**Goal**: Identify all lines in the data containing the string "bills". Copy them out.

Records contained in a dataset:
----------------------------------------
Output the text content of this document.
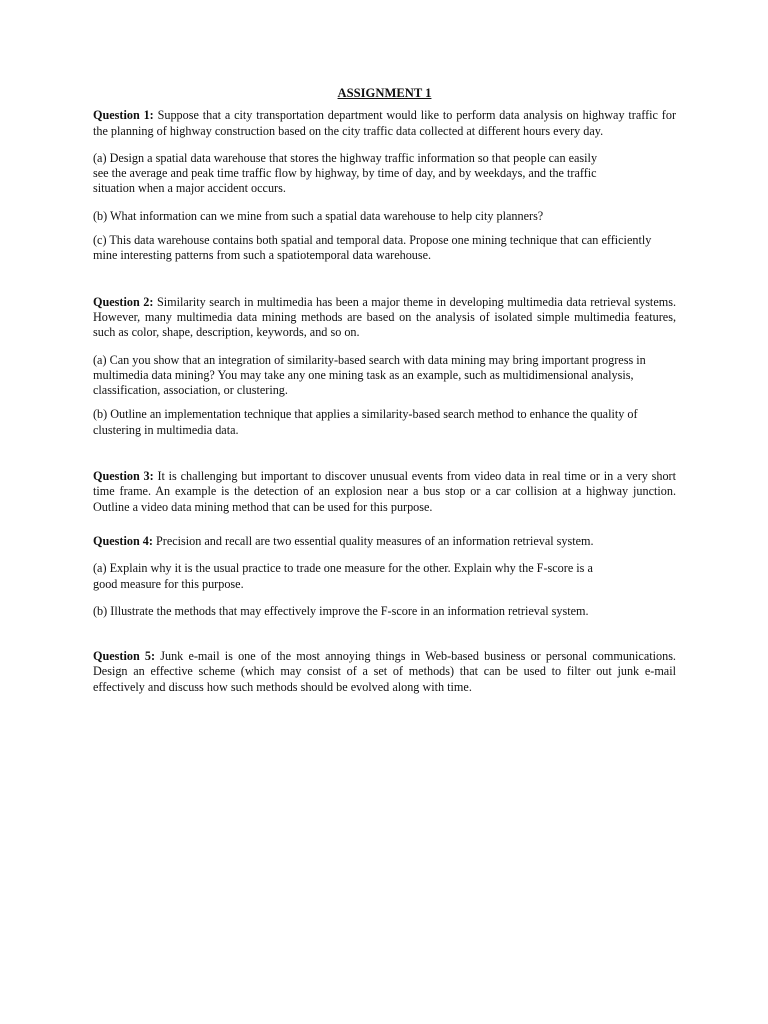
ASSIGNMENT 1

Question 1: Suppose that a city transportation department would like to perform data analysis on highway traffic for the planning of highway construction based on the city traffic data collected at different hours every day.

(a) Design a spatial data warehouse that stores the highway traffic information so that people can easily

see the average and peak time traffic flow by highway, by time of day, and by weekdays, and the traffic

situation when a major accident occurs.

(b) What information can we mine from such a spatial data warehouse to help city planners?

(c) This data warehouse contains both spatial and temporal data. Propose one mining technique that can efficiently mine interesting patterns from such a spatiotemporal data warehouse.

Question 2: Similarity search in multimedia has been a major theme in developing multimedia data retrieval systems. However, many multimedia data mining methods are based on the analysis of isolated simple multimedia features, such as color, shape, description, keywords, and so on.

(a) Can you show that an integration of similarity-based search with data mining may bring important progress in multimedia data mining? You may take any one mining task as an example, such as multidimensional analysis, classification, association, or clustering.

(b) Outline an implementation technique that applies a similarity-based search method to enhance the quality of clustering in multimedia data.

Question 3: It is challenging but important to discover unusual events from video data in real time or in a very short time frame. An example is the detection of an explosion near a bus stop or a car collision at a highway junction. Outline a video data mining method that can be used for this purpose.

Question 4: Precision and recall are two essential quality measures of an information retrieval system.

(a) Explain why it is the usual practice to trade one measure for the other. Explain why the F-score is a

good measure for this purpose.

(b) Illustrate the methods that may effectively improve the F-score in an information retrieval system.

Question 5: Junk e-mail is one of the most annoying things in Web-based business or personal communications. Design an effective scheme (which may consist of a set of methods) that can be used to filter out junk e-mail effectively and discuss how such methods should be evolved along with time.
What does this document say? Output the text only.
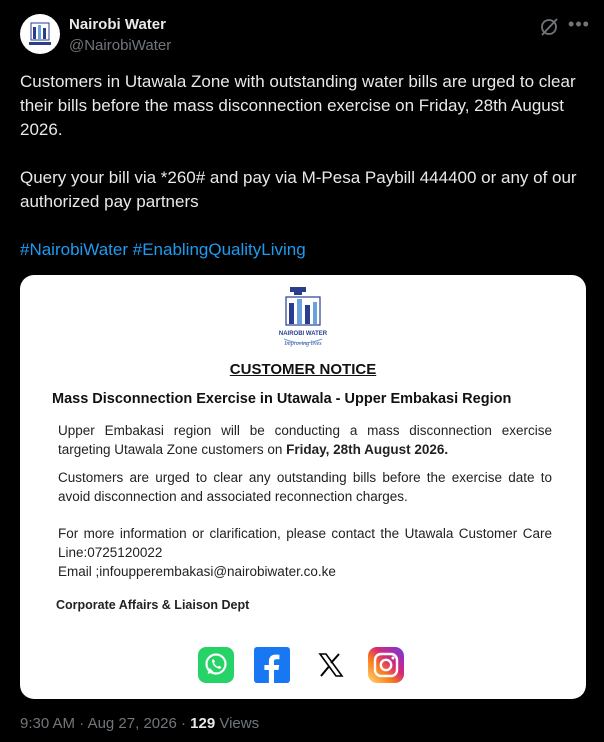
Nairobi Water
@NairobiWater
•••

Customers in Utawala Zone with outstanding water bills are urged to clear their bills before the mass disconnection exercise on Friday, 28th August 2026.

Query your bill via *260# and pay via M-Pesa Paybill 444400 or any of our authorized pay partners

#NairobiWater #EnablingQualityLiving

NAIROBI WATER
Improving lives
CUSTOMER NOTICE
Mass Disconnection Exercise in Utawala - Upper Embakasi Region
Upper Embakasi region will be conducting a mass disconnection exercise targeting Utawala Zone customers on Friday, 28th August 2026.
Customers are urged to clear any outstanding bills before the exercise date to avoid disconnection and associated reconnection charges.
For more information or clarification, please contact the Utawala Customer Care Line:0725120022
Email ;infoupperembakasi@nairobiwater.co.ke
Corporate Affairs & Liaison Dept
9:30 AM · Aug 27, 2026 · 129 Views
----------------------------------------
**The output**:
Customers in Utawala Zone with outstanding water bills are urged to clear their bills before the mass disconnection exercise on Friday, 28th August 2026.
Customers are urged to clear any outstanding bills before the exercise date to avoid disconnection and associated reconnection charges.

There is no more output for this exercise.